---- Data supplied

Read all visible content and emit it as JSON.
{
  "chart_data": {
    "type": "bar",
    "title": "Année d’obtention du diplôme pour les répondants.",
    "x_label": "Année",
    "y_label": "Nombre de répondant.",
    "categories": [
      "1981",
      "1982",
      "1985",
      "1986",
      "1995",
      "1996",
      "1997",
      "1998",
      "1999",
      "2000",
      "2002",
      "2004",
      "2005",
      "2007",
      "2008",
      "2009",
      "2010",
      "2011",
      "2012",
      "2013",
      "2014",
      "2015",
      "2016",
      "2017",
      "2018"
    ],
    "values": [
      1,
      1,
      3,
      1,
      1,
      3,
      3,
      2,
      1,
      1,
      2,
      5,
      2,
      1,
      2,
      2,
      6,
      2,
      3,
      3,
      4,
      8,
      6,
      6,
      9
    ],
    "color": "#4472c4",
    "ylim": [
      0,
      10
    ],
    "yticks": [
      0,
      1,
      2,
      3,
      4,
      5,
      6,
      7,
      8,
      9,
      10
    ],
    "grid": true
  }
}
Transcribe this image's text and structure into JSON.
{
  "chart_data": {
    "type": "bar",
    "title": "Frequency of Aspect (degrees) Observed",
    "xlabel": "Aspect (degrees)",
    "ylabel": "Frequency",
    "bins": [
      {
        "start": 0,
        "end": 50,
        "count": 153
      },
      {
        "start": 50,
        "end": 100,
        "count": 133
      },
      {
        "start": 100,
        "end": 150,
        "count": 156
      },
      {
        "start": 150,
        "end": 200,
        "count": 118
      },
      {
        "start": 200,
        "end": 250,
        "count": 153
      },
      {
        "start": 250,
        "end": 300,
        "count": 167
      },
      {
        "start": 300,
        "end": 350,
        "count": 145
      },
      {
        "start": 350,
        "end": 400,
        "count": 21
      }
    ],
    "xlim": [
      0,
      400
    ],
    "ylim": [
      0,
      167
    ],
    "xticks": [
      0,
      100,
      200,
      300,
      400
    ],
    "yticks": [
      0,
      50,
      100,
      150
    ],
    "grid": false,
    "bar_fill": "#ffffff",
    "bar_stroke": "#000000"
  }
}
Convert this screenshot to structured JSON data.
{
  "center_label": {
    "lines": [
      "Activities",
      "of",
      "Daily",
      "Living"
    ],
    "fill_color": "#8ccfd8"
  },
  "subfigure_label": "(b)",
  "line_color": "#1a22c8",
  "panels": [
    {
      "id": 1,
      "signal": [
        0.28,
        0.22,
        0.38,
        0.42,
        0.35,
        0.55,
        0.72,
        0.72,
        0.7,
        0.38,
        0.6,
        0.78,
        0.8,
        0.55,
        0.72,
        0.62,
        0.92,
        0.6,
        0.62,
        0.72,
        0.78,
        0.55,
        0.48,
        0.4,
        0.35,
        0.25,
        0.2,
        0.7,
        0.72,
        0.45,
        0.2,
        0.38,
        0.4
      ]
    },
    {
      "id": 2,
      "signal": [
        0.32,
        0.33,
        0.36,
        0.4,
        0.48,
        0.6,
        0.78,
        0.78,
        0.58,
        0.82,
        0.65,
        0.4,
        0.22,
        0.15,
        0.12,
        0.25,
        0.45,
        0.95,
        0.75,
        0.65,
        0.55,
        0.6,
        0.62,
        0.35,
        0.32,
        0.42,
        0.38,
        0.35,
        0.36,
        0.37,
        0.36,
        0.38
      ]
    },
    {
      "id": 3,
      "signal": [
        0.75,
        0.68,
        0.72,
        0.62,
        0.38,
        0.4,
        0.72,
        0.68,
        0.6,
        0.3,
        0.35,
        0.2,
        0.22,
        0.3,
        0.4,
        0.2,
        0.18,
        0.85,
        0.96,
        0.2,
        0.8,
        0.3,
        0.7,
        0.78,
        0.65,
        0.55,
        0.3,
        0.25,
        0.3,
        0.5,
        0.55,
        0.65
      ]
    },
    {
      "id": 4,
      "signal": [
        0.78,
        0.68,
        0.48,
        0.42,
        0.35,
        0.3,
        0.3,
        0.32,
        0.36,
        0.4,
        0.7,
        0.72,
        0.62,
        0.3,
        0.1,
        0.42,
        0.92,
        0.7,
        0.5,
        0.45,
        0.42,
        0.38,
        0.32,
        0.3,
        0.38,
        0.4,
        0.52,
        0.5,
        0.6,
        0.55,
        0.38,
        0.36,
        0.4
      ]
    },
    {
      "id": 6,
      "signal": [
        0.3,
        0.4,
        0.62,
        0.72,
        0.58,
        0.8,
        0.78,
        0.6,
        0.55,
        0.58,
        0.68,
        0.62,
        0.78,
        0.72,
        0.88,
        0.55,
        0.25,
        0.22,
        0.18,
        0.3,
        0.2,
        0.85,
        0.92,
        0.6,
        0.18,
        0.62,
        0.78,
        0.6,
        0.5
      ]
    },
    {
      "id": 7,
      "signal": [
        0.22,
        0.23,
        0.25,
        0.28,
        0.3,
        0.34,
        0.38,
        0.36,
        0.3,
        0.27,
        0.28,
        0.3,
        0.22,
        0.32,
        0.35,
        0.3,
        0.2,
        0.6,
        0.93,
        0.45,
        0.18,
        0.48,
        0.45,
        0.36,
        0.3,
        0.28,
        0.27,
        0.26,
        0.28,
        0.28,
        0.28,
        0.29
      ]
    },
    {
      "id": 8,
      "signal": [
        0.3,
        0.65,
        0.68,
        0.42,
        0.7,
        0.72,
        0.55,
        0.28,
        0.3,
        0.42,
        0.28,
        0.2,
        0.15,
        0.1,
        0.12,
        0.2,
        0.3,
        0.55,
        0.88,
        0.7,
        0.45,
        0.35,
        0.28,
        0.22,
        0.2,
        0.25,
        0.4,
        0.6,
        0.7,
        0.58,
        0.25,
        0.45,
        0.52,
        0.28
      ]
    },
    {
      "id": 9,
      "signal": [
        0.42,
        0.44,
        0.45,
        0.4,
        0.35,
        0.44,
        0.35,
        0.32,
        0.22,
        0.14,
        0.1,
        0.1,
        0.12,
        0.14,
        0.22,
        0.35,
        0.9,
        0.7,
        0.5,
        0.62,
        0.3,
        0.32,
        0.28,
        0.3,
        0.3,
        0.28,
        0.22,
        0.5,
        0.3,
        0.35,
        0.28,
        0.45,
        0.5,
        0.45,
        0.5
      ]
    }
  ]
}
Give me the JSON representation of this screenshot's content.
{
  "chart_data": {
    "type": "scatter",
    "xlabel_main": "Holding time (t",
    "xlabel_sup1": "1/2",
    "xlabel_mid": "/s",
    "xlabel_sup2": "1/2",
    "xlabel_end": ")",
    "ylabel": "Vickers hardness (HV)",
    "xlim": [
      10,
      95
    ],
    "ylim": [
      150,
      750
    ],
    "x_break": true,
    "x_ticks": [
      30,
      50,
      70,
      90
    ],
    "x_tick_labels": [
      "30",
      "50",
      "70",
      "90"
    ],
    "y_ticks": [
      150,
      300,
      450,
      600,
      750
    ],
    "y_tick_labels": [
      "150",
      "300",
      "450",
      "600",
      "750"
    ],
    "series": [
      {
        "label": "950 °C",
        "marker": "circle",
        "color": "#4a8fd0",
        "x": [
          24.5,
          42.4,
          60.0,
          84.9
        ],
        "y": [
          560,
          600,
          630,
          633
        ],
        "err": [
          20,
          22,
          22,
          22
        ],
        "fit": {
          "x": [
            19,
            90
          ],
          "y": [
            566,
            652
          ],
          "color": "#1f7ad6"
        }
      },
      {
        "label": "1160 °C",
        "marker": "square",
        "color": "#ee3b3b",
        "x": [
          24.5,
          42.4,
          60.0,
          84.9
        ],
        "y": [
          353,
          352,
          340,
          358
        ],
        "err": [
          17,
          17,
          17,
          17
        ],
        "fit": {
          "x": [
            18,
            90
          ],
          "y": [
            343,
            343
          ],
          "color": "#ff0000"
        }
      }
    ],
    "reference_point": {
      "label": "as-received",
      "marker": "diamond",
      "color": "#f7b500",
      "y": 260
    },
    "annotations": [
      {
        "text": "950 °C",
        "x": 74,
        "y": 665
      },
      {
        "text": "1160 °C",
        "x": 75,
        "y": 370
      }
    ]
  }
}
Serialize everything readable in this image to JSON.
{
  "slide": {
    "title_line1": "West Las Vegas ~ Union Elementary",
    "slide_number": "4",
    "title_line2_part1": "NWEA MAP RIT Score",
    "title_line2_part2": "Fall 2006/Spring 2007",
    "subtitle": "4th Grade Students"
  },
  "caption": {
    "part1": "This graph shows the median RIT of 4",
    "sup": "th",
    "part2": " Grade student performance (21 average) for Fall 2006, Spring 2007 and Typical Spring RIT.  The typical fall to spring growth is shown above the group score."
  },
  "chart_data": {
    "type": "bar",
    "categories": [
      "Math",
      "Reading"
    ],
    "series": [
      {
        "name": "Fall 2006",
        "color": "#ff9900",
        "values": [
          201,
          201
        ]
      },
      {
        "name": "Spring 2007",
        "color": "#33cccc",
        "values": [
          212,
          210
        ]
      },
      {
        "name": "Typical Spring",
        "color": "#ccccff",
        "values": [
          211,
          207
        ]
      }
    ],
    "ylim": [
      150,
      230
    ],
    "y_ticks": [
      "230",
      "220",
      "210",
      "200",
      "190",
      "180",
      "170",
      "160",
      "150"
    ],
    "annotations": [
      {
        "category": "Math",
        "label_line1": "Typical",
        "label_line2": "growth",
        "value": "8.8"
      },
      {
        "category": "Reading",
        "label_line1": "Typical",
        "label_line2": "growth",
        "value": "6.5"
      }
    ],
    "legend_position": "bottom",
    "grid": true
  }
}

--------

### [Job]
Gather all lines where the word "text" appears.

### [Exercise response]
Transcribe this image's text and structure into JSON.
        "text": "950 °C",
        "text": "1160 °C",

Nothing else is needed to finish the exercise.